Material for the task -
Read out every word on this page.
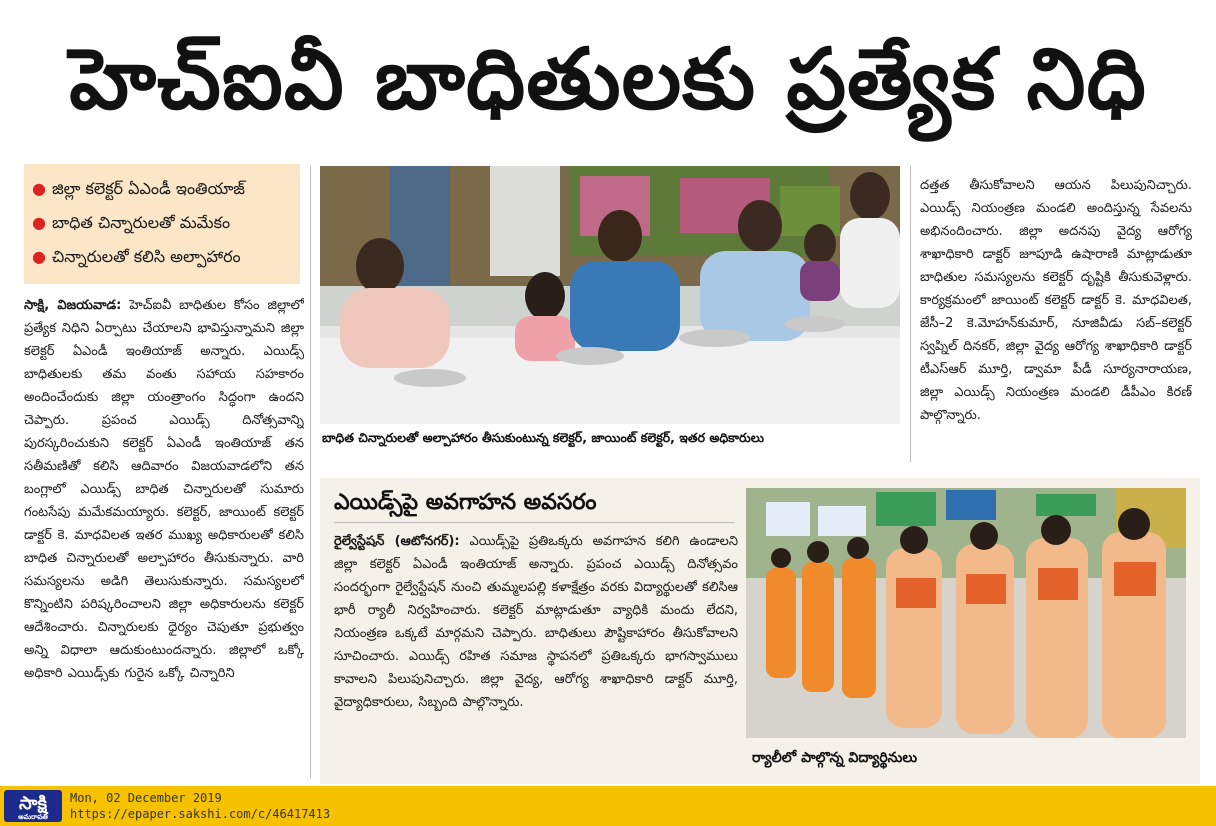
హెచ్‌ఐవీ బాధితులకు ప్రత్యేక నిధి
● జిల్లా కలెక్టర్ ఏఎండీ ఇంతియాజ్
● బాధిత చిన్నారులతో మమేకం
● చిన్నారులతో కలిసి అల్పాహారం
సాక్షి, విజయవాడ: హెచ్‌ఐవీ బాధితుల కోసం జిల్లాలో ప్రత్యేక నిధిని ఏర్పాటు చేయాలని భావిస్తున్నామని జిల్లా కలెక్టర్ ఏఎండీ ఇంతియాజ్ అన్నారు. ఎయిడ్స్ బాధితులకు తమ వంతు సహాయ సహకారం అందించేందుకు జిల్లా యంత్రాంగం సిద్ధంగా ఉందని చెప్పారు. ప్రపంచ ఎయిడ్స్ దినోత్సవాన్ని పురస్కరించుకుని కలెక్టర్ ఏఎండీ ఇంతియాజ్ తన సతీమణితో కలిసి ఆదివారం విజయవాడలోని తన బంగ్లాలో ఎయిడ్స్ బాధిత చిన్నారులతో సుమారు గంటసేపు మమేకమయ్యారు. కలెక్టర్, జాయింట్ కలెక్టర్ డాక్టర్ కె. మాధవిలత ఇతర ముఖ్య అధికారులతో కలిసి బాధిత చిన్నారులతో అల్పాహారం తీసుకున్నారు. వారి సమస్యలను అడిగి తెలుసుకున్నారు. సమస్యలలో కొన్నింటిని పరిష్కరించాలని జిల్లా అధికారులను కలెక్టర్ ఆదేశించారు. చిన్నారులకు ధైర్యం చెపుతూ ప్రభుత్వం అన్ని విధాలా ఆదుకుంటుందన్నారు. జిల్లాలో ఒక్కో అధికారి ఎయిడ్స్‌కు గురైన ఒక్కో చిన్నారిని
బాధిత చిన్నారులతో అల్పాహారం తీసుకుంటున్న కలెక్టర్, జాయింట్ కలెక్టర్, ఇతర అధికారులు
దత్తత తీసుకోవాలని ఆయన పిలుపునిచ్చారు. ఎయిడ్స్ నియంత్రణ మండలి అందిస్తున్న సేవలను అభినందించారు. జిల్లా అదనపు వైద్య ఆరోగ్య శాఖాధికారి డాక్టర్ జూపూడి ఉషారాణి మాట్లాడుతూ బాధితుల సమస్యలను కలెక్టర్ దృష్టికి తీసుకువెళ్లారు. కార్యక్రమంలో జాయింట్ కలెక్టర్ డాక్టర్ కె. మాధవిలత, జేసీ–2 కె.మోహన్‌కుమార్, నూజివీడు సబ్–కలెక్టర్ స్వప్నిల్ దినకర్, జిల్లా వైద్య ఆరోగ్య శాఖాధికారి డాక్టర్ టీఎస్‌ఆర్ మూర్తి, డ్వామా పీడీ సూర్యనారాయణ, జిల్లా ఎయిడ్స్ నియంత్రణ మండలి డీపీఎం కిరణ్ పాల్గొన్నారు.
ఎయిడ్స్‌పై అవగాహన అవసరం
రైల్వేస్టేషన్ (ఆటోనగర్): ఎయిడ్స్‌పై ప్రతిఒక్కరు అవగాహన కలిగి ఉండాలని జిల్లా కలెక్టర్ ఏఎండీ ఇంతియాజ్ అన్నారు. ప్రపంచ ఎయిడ్స్ దినోత్సవం సందర్భంగా రైల్వేస్టేషన్ నుంచి తుమ్మలపల్లి కళాక్షేత్రం వరకు విద్యార్థులతో కలిసిఆ భారీ ర్యాలీ నిర్వహించారు. కలెక్టర్ మాట్లాడుతూ వ్యాధికి మందు లేదని, నియంత్రణ ఒక్కటే మార్గమని చెప్పారు. బాధితులు పౌష్టికాహారం తీసుకోవాలని సూచించారు. ఎయిడ్స్ రహిత సమాజ స్థాపనలో ప్రతిఒక్కరు భాగస్వాములు కావాలని పిలుపునిచ్చారు. జిల్లా వైద్య, ఆరోగ్య శాఖాధికారి డాక్టర్ మూర్తి, వైద్యాధికారులు, సిబ్బంది పాల్గొన్నారు.
ర్యాలీలో పాల్గొన్న విద్యార్థినులు
సాక్షి
అమరావతి
Mon, 02 December 2019
https://epaper.sakshi.com/c/46417413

Required work - Omit every picture, then repeat the remaining data exactly as it appears above.

Solution to this problem -
Read out every word on this page.
హెచ్‌ఐవీ బాధితులకు ప్రత్యేక నిధి
● జిల్లా కలెక్టర్ ఏఎండీ ఇంతియాజ్
● బాధిత చిన్నారులతో మమేకం
● చిన్నారులతో కలిసి అల్పాహారం
సాక్షి, విజయవాడ: హెచ్‌ఐవీ బాధితుల కోసం జిల్లాలో ప్రత్యేక నిధిని ఏర్పాటు చేయాలని భావిస్తున్నామని జిల్లా కలెక్టర్ ఏఎండీ ఇంతియాజ్ అన్నారు. ఎయిడ్స్ బాధితులకు తమ వంతు సహాయ సహకారం అందించేందుకు జిల్లా యంత్రాంగం సిద్ధంగా ఉందని చెప్పారు. ప్రపంచ ఎయిడ్స్ దినోత్సవాన్ని పురస్కరించుకుని కలెక్టర్ ఏఎండీ ఇంతియాజ్ తన సతీమణితో కలిసి ఆదివారం విజయవాడలోని తన బంగ్లాలో ఎయిడ్స్ బాధిత చిన్నారులతో సుమారు గంటసేపు మమేకమయ్యారు. కలెక్టర్, జాయింట్ కలెక్టర్ డాక్టర్ కె. మాధవిలత ఇతర ముఖ్య అధికారులతో కలిసి బాధిత చిన్నారులతో అల్పాహారం తీసుకున్నారు. వారి సమస్యలను అడిగి తెలుసుకున్నారు. సమస్యలలో కొన్నింటిని పరిష్కరించాలని జిల్లా అధికారులను కలెక్టర్ ఆదేశించారు. చిన్నారులకు ధైర్యం చెపుతూ ప్రభుత్వం అన్ని విధాలా ఆదుకుంటుందన్నారు. జిల్లాలో ఒక్కో అధికారి ఎయిడ్స్‌కు గురైన ఒక్కో చిన్నారిని
బాధిత చిన్నారులతో అల్పాహారం తీసుకుంటున్న కలెక్టర్, జాయింట్ కలెక్టర్, ఇతర అధికారులు
దత్తత తీసుకోవాలని ఆయన పిలుపునిచ్చారు. ఎయిడ్స్ నియంత్రణ మండలి అందిస్తున్న సేవలను అభినందించారు. జిల్లా అదనపు వైద్య ఆరోగ్య శాఖాధికారి డాక్టర్ జూపూడి ఉషారాణి మాట్లాడుతూ బాధితుల సమస్యలను కలెక్టర్ దృష్టికి తీసుకువెళ్లారు. కార్యక్రమంలో జాయింట్ కలెక్టర్ డాక్టర్ కె. మాధవిలత, జేసీ–2 కె.మోహన్‌కుమార్, నూజివీడు సబ్–కలెక్టర్ స్వప్నిల్ దినకర్, జిల్లా వైద్య ఆరోగ్య శాఖాధికారి డాక్టర్ టీఎస్‌ఆర్ మూర్తి, డ్వామా పీడీ సూర్యనారాయణ, జిల్లా ఎయిడ్స్ నియంత్రణ మండలి డీపీఎం కిరణ్ పాల్గొన్నారు.
ఎయిడ్స్‌పై అవగాహన అవసరం
రైల్వేస్టేషన్ (ఆటోనగర్): ఎయిడ్స్‌పై ప్రతిఒక్కరు అవగాహన కలిగి ఉండాలని జిల్లా కలెక్టర్ ఏఎండీ ఇంతియాజ్ అన్నారు. ప్రపంచ ఎయిడ్స్ దినోత్సవం సందర్భంగా రైల్వేస్టేషన్ నుంచి తుమ్మలపల్లి కళాక్షేత్రం వరకు విద్యార్థులతో కలిసిఆ భారీ ర్యాలీ నిర్వహించారు. కలెక్టర్ మాట్లాడుతూ వ్యాధికి మందు లేదని, నియంత్రణ ఒక్కటే మార్గమని చెప్పారు. బాధితులు పౌష్టికాహారం తీసుకోవాలని సూచించారు. ఎయిడ్స్ రహిత సమాజ స్థాపనలో ప్రతిఒక్కరు భాగస్వాములు కావాలని పిలుపునిచ్చారు. జిల్లా వైద్య, ఆరోగ్య శాఖాధికారి డాక్టర్ మూర్తి, వైద్యాధికారులు, సిబ్బంది పాల్గొన్నారు.
ర్యాలీలో పాల్గొన్న విద్యార్థినులు
సాక్షి
అమరావతి
Mon, 02 December 2019
https://epaper.sakshi.com/c/46417413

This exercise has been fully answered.